## GIVEN EXERCISE
Within the records below, find each line that holds the string "name", then copy it.

-- start MATERIAL FOR THIS EXERCISE --

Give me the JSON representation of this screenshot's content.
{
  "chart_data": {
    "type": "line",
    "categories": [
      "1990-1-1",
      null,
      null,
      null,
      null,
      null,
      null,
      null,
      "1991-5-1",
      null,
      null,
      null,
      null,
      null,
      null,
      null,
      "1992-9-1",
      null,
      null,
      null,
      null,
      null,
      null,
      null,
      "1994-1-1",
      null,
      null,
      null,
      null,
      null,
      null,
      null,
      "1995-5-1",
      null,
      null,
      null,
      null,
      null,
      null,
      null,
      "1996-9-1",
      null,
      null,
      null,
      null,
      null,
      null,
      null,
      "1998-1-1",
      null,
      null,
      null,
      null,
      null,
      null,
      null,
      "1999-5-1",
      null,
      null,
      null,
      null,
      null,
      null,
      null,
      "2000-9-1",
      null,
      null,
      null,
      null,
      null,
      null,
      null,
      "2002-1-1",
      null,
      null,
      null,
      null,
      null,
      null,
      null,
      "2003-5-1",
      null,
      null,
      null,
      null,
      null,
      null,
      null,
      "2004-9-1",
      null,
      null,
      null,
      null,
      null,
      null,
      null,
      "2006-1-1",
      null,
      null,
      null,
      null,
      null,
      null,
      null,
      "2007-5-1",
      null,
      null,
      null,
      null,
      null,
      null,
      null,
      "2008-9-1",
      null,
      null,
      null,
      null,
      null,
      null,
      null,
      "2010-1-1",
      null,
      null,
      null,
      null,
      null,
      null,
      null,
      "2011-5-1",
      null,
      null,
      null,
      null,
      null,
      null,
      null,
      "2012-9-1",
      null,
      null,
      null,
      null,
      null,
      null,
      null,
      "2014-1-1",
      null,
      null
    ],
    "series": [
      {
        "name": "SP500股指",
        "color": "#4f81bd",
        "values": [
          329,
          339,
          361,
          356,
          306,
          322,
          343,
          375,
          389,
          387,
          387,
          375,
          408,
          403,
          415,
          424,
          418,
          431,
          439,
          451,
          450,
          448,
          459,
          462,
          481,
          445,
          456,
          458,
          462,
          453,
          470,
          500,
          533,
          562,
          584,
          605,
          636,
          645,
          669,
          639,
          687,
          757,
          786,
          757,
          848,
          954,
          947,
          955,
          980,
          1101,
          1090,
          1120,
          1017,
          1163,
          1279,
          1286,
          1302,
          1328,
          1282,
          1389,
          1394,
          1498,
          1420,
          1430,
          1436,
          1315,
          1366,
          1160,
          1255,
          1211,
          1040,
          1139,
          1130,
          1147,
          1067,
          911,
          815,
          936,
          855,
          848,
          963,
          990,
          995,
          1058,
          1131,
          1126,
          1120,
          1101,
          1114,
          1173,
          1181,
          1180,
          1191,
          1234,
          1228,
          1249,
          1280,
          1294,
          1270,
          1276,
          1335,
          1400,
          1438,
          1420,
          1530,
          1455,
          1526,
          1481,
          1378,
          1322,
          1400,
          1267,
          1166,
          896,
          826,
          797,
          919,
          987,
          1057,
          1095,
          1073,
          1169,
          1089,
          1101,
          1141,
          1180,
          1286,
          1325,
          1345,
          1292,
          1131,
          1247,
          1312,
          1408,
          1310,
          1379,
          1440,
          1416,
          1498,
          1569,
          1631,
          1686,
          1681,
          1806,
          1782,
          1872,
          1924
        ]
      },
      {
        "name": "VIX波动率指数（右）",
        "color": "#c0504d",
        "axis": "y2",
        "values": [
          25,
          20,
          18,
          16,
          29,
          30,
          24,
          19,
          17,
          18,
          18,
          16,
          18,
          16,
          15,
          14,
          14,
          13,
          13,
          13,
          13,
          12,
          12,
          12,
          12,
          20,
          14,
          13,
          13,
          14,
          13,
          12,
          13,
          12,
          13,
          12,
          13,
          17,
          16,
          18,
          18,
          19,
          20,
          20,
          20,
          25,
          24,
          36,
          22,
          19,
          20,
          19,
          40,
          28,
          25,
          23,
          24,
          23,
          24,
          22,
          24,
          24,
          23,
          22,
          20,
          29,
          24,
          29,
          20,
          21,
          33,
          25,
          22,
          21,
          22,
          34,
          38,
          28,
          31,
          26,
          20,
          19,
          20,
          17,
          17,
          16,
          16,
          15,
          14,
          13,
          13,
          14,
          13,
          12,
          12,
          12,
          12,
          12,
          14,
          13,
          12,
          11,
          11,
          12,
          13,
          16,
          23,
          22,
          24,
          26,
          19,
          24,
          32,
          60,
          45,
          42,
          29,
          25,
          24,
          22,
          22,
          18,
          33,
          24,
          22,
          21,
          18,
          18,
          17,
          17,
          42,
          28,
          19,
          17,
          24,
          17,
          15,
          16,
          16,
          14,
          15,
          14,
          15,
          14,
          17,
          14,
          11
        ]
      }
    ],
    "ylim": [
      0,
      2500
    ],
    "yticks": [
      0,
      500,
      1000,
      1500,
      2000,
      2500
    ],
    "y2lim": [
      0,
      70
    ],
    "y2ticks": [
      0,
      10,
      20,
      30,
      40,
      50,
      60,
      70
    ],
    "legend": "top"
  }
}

-- end MATERIAL FOR THIS EXERCISE --
-- start MATERIAL FOR THIS EXERCISE --

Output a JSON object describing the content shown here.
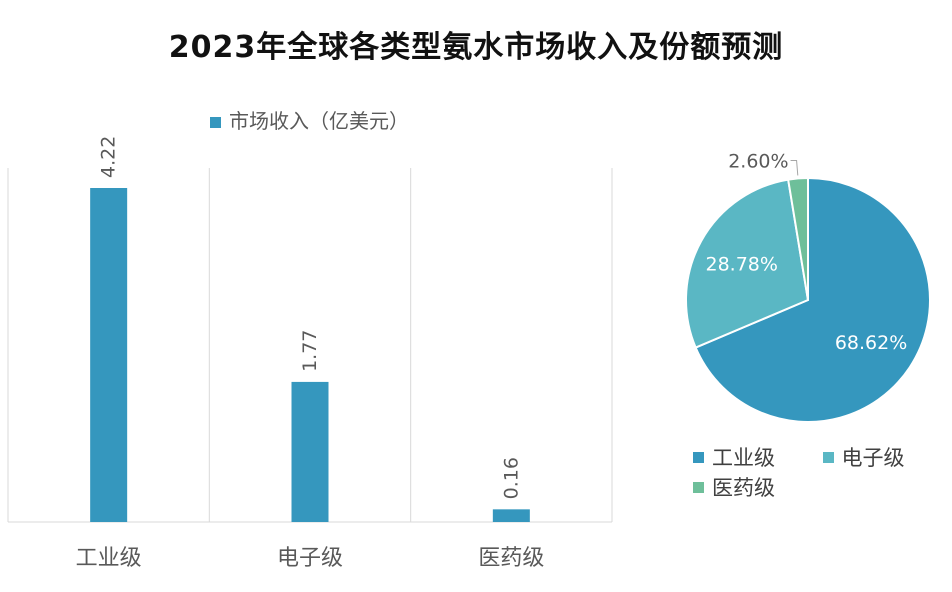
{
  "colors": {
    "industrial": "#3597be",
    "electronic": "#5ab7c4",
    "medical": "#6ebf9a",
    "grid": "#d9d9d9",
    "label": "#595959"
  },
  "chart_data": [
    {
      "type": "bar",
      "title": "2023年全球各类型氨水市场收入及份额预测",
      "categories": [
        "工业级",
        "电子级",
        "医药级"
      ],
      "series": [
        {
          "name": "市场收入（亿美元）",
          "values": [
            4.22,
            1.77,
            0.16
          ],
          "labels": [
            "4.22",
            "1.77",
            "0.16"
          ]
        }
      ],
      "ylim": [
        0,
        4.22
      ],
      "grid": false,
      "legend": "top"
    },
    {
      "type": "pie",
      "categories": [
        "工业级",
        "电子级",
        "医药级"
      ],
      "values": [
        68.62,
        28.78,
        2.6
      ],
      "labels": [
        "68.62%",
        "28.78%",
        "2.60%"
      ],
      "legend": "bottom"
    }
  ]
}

-- end MATERIAL FOR THIS EXERCISE --

## OUTPUT OF THE EXERCISE
        "name": "SP500股指",
        "name": "VIX波动率指数（右）",
          "name": "市场收入（亿美元）",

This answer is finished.